## Begin DATA FOR PROCESSING

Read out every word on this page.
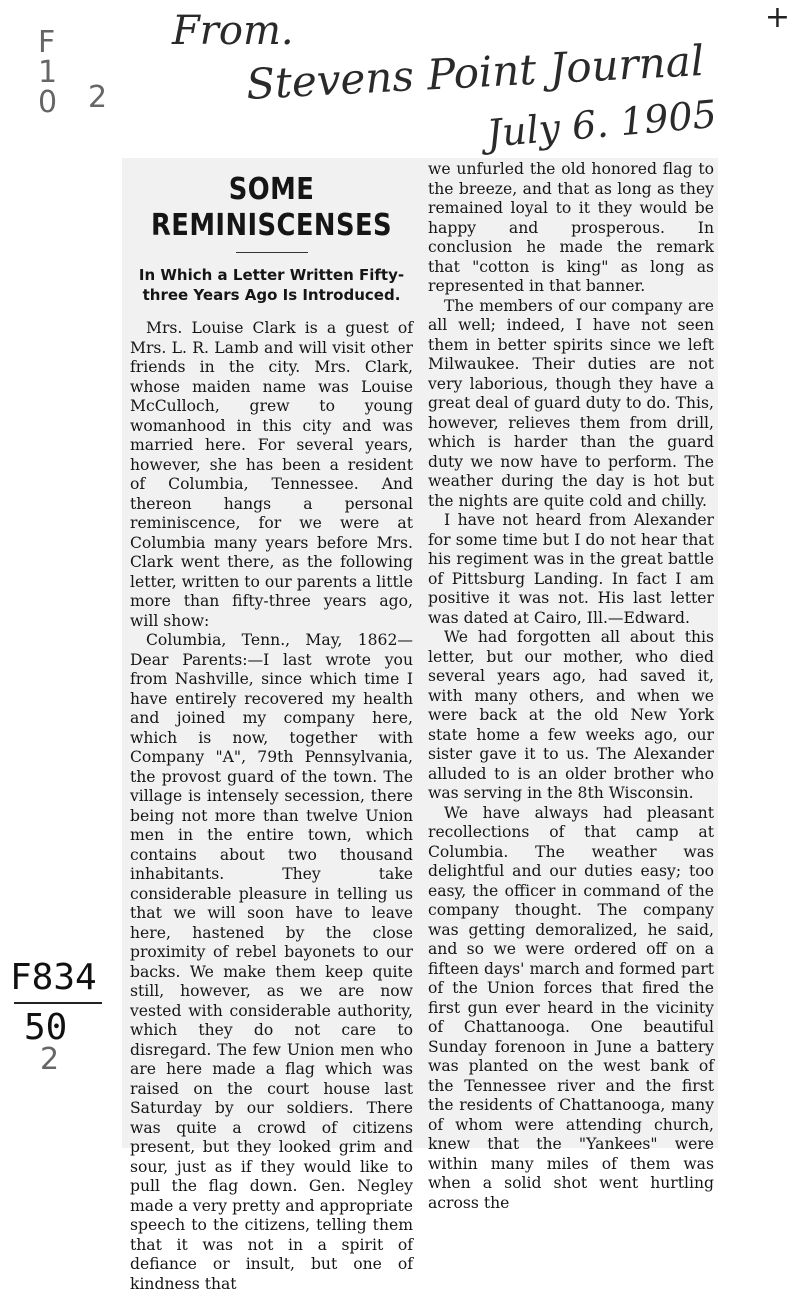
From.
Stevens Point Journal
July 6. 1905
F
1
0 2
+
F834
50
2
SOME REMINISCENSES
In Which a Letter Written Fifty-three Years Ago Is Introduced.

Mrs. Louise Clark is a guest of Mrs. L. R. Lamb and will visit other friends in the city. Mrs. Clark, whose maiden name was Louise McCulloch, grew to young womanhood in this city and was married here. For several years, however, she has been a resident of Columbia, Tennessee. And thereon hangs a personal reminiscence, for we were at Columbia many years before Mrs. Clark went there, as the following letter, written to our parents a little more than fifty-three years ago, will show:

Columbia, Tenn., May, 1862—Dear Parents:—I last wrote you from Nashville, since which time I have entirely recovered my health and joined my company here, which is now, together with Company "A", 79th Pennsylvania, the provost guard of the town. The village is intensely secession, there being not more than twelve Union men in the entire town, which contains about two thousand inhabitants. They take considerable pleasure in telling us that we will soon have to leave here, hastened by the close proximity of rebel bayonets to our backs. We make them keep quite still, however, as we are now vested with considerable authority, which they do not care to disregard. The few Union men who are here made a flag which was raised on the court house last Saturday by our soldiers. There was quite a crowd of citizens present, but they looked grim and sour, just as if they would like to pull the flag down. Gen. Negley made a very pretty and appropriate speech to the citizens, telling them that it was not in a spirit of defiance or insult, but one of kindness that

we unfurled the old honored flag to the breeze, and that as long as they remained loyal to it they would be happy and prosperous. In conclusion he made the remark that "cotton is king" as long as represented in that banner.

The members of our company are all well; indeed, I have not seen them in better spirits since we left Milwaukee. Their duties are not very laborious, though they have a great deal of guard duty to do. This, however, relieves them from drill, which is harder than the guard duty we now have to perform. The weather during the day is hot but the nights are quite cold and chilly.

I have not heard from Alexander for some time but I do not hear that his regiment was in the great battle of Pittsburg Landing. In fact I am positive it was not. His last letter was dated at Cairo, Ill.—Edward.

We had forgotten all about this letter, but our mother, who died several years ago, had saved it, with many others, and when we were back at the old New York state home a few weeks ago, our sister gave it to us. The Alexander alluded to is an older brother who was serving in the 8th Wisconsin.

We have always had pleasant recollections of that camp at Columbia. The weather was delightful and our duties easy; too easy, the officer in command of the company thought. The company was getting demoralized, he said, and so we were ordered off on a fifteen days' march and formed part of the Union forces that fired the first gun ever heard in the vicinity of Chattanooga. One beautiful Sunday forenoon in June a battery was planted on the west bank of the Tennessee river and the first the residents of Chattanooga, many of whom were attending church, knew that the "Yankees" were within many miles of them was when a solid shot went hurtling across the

## End DATA FOR PROCESSING
## Begin DATA FOR PROCESSING

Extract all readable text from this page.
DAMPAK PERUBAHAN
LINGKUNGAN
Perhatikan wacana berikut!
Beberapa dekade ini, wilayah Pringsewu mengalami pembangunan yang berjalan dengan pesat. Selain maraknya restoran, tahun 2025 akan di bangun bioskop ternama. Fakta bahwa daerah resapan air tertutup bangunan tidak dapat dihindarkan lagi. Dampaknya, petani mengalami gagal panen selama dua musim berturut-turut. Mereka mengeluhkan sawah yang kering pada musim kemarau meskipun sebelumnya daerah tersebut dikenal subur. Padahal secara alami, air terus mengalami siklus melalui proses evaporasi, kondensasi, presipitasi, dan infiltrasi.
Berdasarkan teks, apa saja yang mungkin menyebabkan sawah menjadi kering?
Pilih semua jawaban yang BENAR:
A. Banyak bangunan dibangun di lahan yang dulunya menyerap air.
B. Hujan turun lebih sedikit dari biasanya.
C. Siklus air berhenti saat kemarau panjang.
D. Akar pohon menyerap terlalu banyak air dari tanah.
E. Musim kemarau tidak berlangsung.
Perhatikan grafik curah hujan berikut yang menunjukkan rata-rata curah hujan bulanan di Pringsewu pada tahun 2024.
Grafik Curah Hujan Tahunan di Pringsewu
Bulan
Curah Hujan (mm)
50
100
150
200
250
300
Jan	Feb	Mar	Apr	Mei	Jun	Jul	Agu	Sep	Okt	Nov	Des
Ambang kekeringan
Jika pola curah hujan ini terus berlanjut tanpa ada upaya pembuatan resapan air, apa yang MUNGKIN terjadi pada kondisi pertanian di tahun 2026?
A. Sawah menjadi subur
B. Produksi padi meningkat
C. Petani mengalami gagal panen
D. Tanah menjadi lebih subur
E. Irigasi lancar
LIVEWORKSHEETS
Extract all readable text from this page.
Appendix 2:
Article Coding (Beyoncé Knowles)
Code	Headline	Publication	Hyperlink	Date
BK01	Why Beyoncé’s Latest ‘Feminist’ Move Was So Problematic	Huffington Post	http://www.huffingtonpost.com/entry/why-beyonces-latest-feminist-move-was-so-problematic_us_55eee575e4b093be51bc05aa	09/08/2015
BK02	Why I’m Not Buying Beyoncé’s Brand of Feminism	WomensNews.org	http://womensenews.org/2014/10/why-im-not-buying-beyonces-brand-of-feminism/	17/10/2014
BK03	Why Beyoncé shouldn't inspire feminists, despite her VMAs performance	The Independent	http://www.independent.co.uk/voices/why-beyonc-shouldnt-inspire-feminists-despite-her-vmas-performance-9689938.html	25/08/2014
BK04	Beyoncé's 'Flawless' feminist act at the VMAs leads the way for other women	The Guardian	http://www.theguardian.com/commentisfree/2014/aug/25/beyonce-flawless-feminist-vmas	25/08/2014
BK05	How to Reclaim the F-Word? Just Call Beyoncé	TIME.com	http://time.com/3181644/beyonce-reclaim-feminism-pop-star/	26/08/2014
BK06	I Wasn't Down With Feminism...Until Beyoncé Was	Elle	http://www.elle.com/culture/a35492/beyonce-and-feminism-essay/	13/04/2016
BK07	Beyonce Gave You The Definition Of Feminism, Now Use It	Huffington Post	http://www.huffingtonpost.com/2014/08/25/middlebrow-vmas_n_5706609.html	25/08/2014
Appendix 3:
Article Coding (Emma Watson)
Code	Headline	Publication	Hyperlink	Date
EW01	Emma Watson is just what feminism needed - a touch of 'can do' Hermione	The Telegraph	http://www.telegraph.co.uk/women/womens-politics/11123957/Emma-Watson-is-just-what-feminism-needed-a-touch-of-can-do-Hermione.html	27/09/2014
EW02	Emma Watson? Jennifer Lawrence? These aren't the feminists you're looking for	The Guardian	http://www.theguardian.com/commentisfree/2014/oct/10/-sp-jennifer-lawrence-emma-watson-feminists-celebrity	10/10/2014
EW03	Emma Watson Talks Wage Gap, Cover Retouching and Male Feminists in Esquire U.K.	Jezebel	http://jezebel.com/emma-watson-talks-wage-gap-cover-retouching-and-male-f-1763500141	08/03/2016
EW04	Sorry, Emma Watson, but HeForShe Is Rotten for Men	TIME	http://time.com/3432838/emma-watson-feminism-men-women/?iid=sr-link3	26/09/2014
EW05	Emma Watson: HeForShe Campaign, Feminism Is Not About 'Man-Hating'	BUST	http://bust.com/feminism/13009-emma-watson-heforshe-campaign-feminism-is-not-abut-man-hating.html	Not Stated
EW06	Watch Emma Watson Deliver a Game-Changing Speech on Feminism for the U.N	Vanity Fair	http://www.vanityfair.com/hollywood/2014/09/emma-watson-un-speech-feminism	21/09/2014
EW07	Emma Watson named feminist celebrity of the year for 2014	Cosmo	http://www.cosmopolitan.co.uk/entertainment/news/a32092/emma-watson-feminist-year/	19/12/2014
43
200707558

## End DATA FOR PROCESSING

#### [EXERCISE AIM]
Look through the entries above and count each line holding "Huffington"; report the count alone.

#### [RESULT OF THIS EXERCISE]
2